Write out only the lines running from the one that contains "What does this" to the end of the material, both ends included.
----- Records for processing
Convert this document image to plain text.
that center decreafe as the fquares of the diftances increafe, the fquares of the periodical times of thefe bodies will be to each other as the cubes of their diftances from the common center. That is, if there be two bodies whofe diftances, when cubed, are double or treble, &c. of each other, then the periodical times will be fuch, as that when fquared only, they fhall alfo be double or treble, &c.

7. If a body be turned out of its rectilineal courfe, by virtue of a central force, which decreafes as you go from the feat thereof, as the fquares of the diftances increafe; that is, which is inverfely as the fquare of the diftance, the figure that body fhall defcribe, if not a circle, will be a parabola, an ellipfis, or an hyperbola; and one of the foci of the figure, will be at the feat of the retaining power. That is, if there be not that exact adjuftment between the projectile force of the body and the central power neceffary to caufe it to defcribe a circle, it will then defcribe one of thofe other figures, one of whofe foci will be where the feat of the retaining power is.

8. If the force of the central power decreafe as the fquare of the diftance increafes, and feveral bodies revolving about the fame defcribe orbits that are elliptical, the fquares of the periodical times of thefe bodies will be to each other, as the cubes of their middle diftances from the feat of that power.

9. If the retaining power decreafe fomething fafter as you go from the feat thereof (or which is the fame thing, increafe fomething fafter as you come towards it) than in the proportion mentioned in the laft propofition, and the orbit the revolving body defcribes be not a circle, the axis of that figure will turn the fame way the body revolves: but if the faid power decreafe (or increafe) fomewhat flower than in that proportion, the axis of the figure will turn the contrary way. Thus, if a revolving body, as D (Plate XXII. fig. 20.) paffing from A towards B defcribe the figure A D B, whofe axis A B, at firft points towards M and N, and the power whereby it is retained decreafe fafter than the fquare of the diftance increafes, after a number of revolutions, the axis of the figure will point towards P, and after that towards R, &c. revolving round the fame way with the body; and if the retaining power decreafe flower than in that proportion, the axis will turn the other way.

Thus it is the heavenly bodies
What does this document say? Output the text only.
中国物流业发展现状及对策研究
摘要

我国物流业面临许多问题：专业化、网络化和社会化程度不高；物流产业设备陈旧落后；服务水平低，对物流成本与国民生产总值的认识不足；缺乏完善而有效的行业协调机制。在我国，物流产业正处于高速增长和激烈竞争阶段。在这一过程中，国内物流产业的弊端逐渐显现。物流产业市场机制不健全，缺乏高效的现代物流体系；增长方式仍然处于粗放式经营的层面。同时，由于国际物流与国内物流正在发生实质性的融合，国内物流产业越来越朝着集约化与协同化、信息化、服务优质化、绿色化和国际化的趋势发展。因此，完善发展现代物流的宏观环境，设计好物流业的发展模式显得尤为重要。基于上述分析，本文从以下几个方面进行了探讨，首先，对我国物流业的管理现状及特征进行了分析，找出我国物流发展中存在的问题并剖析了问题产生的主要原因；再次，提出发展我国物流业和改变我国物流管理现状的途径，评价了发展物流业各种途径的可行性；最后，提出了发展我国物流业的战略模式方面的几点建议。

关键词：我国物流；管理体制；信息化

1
----------
[Exercise output]
What does this document say? Output the text only.
中国物流业发展现状及对策研究
摘要

我国物流业面临许多问题：专业化、网络化和社会化程度不高；物流产业设备陈旧落后；服务水平低，对物流成本与国民生产总值的认识不足；缺乏完善而有效的行业协调机制。在我国，物流产业正处于高速增长和激烈竞争阶段。在这一过程中，国内物流产业的弊端逐渐显现。物流产业市场机制不健全，缺乏高效的现代物流体系；增长方式仍然处于粗放式经营的层面。同时，由于国际物流与国内物流正在发生实质性的融合，国内物流产业越来越朝着集约化与协同化、信息化、服务优质化、绿色化和国际化的趋势发展。因此，完善发展现代物流的宏观环境，设计好物流业的发展模式显得尤为重要。基于上述分析，本文从以下几个方面进行了探讨，首先，对我国物流业的管理现状及特征进行了分析，找出我国物流发展中存在的问题并剖析了问题产生的主要原因；再次，提出发展我国物流业和改变我国物流管理现状的途径，评价了发展物流业各种途径的可行性；最后，提出了发展我国物流业的战略模式方面的几点建议。

关键词：我国物流；管理体制；信息化

1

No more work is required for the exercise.